- [SHORT TASK]: Copy each line below in which the string "ΑΝΑΓΝΩΡΙΣΗ" occurs.
● ● ● ● ● ● ●
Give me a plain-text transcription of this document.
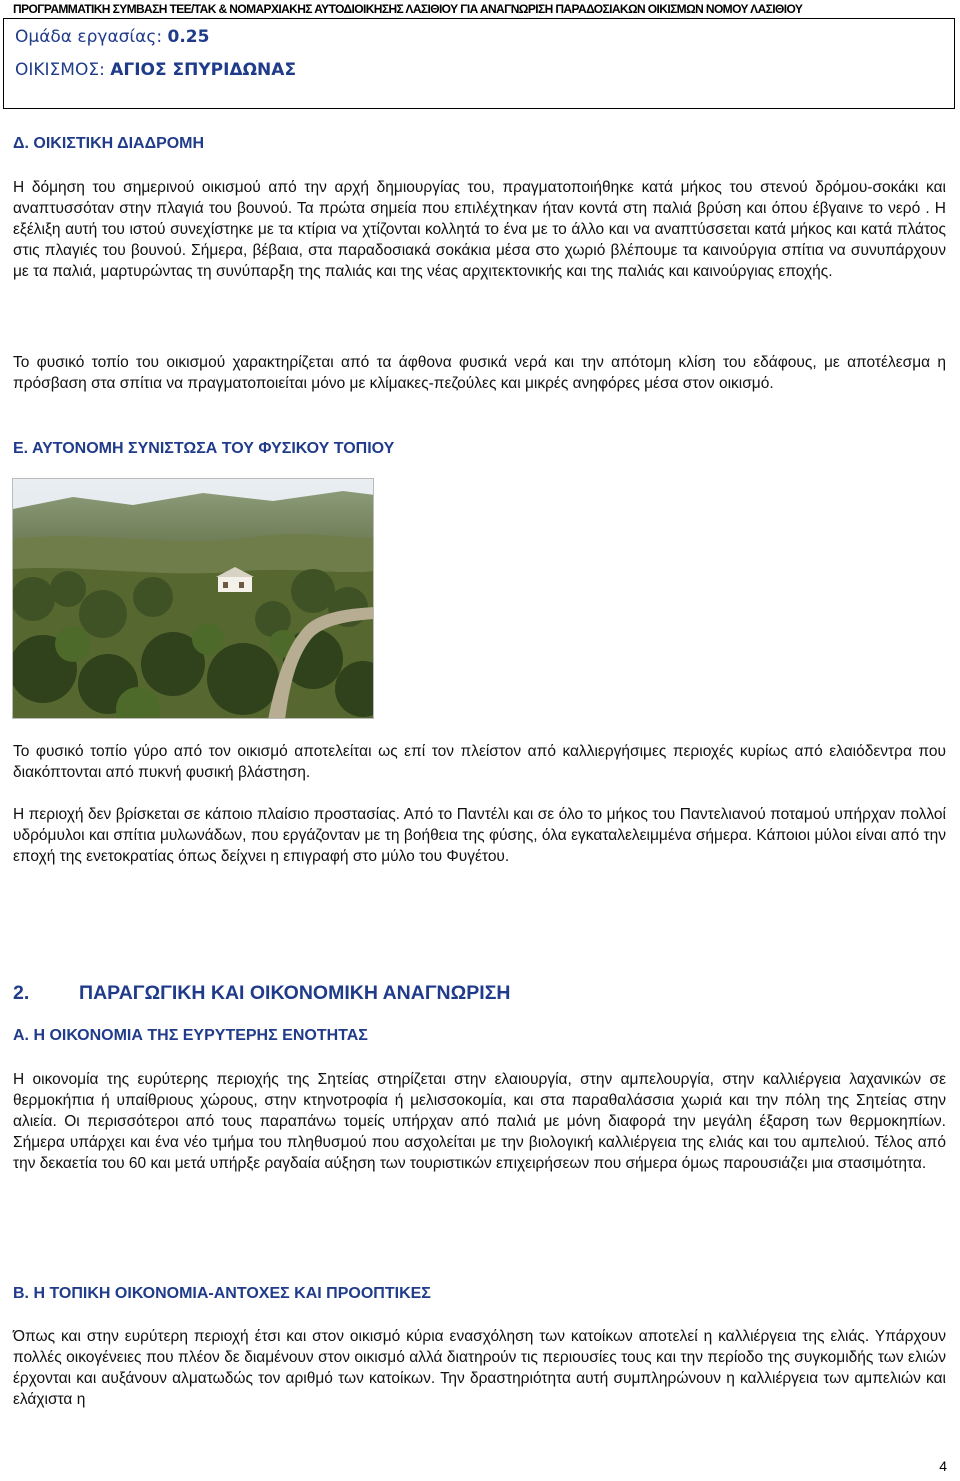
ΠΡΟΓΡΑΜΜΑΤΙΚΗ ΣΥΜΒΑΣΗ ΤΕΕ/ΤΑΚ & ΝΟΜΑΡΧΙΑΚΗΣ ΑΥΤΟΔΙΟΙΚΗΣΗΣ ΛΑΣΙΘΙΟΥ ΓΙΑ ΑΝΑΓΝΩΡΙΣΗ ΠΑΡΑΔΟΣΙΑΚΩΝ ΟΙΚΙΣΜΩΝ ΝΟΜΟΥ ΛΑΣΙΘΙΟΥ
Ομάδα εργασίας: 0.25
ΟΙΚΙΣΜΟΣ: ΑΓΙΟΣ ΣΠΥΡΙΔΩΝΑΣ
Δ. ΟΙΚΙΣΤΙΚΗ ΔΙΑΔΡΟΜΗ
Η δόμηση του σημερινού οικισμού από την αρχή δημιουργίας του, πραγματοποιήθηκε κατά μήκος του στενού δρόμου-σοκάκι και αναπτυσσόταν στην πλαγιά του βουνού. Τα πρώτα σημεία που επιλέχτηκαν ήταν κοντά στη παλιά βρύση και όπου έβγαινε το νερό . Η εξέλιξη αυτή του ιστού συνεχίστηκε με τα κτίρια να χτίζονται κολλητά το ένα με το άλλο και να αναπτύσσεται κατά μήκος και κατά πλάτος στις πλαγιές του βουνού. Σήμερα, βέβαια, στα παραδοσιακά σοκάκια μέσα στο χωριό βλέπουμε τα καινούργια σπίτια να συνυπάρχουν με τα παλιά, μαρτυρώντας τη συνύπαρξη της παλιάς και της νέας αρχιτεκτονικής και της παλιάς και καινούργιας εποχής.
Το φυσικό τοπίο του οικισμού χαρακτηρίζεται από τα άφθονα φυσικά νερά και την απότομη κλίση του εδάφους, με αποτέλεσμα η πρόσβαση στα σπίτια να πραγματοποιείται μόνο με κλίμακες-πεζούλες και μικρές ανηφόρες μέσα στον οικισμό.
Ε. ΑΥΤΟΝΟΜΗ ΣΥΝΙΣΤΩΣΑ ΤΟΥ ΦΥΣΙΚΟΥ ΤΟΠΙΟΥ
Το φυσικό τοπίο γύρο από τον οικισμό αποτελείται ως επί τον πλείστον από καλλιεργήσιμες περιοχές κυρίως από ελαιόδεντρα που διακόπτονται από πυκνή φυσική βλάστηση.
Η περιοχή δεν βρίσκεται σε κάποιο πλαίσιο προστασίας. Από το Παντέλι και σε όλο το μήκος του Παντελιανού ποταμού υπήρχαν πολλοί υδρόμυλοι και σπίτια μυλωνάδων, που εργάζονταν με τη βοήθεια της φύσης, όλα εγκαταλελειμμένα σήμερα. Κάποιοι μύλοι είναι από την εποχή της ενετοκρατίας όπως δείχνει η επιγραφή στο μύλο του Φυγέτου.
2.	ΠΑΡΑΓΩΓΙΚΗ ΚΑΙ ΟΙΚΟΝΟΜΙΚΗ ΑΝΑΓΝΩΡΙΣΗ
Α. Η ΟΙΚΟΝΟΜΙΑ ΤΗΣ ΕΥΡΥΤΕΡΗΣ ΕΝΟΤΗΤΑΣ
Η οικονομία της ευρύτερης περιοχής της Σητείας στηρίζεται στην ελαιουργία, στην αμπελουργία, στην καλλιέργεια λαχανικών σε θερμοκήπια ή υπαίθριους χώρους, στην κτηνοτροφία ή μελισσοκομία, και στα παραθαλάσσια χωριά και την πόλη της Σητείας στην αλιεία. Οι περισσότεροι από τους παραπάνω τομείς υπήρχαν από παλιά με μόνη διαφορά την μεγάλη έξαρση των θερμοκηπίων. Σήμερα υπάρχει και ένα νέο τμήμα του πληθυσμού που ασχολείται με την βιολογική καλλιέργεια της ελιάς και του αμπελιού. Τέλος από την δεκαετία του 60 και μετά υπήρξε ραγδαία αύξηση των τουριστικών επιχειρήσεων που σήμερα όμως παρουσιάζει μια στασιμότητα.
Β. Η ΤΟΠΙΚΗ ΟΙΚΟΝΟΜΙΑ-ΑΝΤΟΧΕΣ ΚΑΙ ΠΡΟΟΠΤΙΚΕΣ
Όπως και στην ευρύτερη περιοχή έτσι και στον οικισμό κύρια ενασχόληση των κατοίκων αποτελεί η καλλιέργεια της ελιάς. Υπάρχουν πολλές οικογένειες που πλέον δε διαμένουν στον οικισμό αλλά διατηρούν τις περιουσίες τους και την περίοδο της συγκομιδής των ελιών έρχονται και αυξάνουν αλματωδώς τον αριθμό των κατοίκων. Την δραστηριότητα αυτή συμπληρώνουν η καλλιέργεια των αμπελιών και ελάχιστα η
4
● ● ● ● ● ● ●
- [COMPLETE ANSWER]:
ΠΡΟΓΡΑΜΜΑΤΙΚΗ ΣΥΜΒΑΣΗ ΤΕΕ/ΤΑΚ & ΝΟΜΑΡΧΙΑΚΗΣ ΑΥΤΟΔΙΟΙΚΗΣΗΣ ΛΑΣΙΘΙΟΥ ΓΙΑ ΑΝΑΓΝΩΡΙΣΗ ΠΑΡΑΔΟΣΙΑΚΩΝ ΟΙΚΙΣΜΩΝ ΝΟΜΟΥ ΛΑΣΙΘΙΟΥ
2.	ΠΑΡΑΓΩΓΙΚΗ ΚΑΙ ΟΙΚΟΝΟΜΙΚΗ ΑΝΑΓΝΩΡΙΣΗ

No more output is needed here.